### DO THIS
Pick out each line of the records in which the word "name" appears.

### MATERIAL FOR THE TASK

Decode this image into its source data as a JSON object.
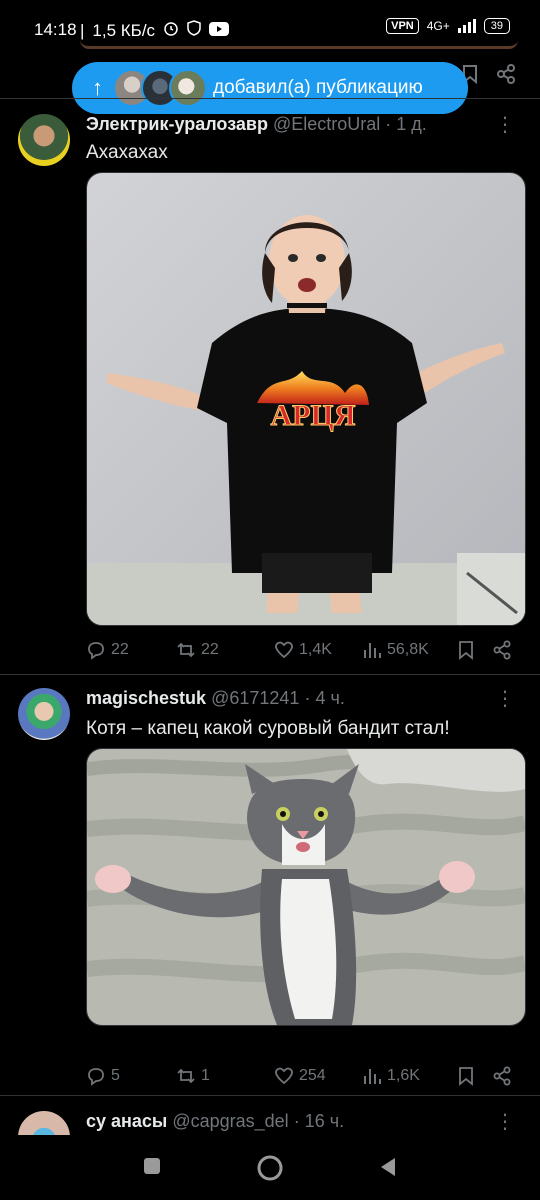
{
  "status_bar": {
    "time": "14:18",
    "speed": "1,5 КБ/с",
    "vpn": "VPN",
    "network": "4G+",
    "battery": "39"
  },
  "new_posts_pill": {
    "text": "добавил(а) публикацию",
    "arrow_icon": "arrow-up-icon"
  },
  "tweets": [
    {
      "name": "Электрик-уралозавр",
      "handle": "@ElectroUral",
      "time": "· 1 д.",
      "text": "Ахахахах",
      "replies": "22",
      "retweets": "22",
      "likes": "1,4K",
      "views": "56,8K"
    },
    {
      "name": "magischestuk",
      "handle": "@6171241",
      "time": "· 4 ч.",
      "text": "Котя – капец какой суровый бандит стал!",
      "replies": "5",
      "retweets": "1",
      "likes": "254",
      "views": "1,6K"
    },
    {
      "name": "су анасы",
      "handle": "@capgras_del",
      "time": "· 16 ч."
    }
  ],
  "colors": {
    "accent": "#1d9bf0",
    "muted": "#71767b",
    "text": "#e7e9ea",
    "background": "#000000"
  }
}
==
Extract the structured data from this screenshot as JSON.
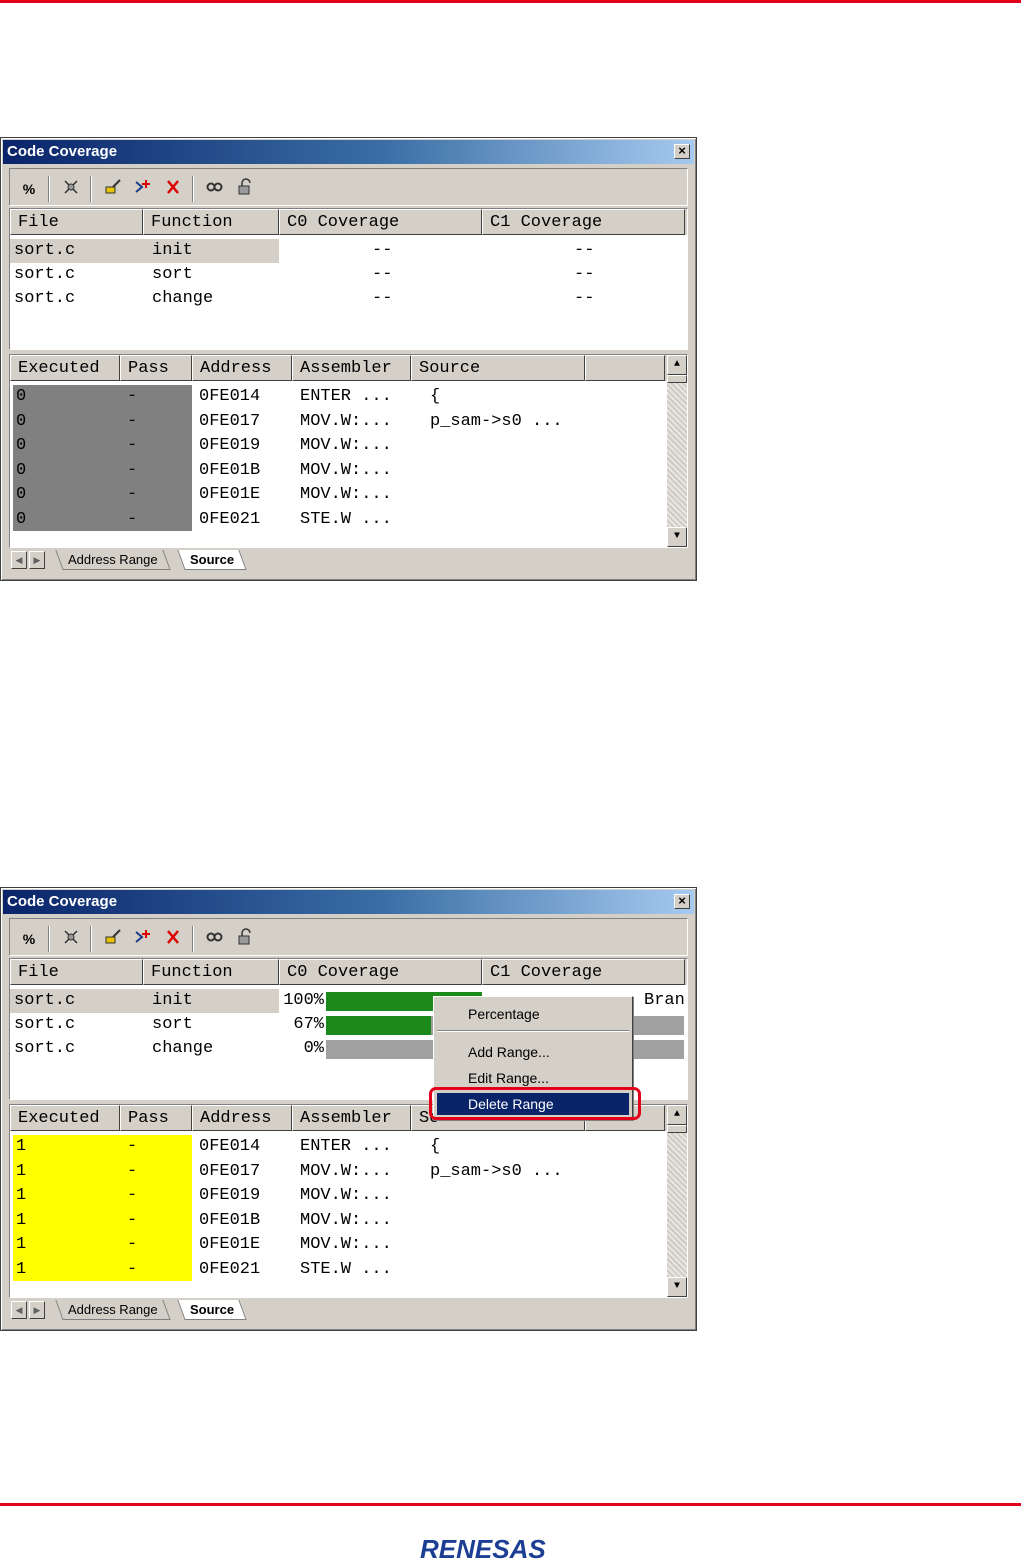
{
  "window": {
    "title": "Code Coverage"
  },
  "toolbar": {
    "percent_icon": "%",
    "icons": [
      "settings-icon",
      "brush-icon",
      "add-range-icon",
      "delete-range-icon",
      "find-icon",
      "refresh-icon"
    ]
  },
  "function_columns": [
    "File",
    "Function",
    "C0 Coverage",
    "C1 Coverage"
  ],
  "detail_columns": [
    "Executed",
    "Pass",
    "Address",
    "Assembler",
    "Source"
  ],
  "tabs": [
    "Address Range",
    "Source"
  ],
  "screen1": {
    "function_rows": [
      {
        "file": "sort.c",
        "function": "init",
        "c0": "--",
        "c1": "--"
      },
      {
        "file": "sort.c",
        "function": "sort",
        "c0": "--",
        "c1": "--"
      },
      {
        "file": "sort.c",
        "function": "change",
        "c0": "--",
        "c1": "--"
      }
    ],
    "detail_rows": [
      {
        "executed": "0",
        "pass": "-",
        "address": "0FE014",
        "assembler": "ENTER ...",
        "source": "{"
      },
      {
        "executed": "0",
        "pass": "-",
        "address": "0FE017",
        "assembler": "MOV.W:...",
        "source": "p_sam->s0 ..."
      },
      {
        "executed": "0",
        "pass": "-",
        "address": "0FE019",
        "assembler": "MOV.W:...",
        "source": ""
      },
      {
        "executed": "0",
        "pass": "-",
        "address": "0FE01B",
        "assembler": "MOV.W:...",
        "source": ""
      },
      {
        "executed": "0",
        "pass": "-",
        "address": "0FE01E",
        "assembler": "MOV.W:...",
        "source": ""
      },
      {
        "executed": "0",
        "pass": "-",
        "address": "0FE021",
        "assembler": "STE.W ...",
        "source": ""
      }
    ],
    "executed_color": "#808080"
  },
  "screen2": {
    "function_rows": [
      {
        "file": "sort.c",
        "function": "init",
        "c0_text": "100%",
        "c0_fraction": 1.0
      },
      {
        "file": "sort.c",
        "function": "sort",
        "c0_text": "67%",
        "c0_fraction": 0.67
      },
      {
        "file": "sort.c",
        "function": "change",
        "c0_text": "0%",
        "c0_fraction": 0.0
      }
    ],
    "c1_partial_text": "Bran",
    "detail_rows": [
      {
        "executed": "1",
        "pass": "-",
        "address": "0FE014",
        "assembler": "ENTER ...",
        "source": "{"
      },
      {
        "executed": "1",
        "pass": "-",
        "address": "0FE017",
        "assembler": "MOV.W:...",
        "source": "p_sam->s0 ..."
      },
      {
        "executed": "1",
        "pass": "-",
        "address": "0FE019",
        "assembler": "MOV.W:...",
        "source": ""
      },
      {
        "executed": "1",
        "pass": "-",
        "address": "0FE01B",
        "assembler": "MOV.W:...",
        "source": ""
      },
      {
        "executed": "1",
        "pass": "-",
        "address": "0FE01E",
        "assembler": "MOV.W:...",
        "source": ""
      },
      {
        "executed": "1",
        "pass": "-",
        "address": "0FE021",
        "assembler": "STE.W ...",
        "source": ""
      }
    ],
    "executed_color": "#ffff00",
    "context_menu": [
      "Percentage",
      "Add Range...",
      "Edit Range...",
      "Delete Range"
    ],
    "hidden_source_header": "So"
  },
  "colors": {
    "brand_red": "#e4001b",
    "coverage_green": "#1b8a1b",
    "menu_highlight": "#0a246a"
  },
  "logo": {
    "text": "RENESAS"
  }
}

### FINISHED EXERCISE
      "name": "Электрик-уралозавр",
      "name": "magischestuk",
      "name": "су анасы",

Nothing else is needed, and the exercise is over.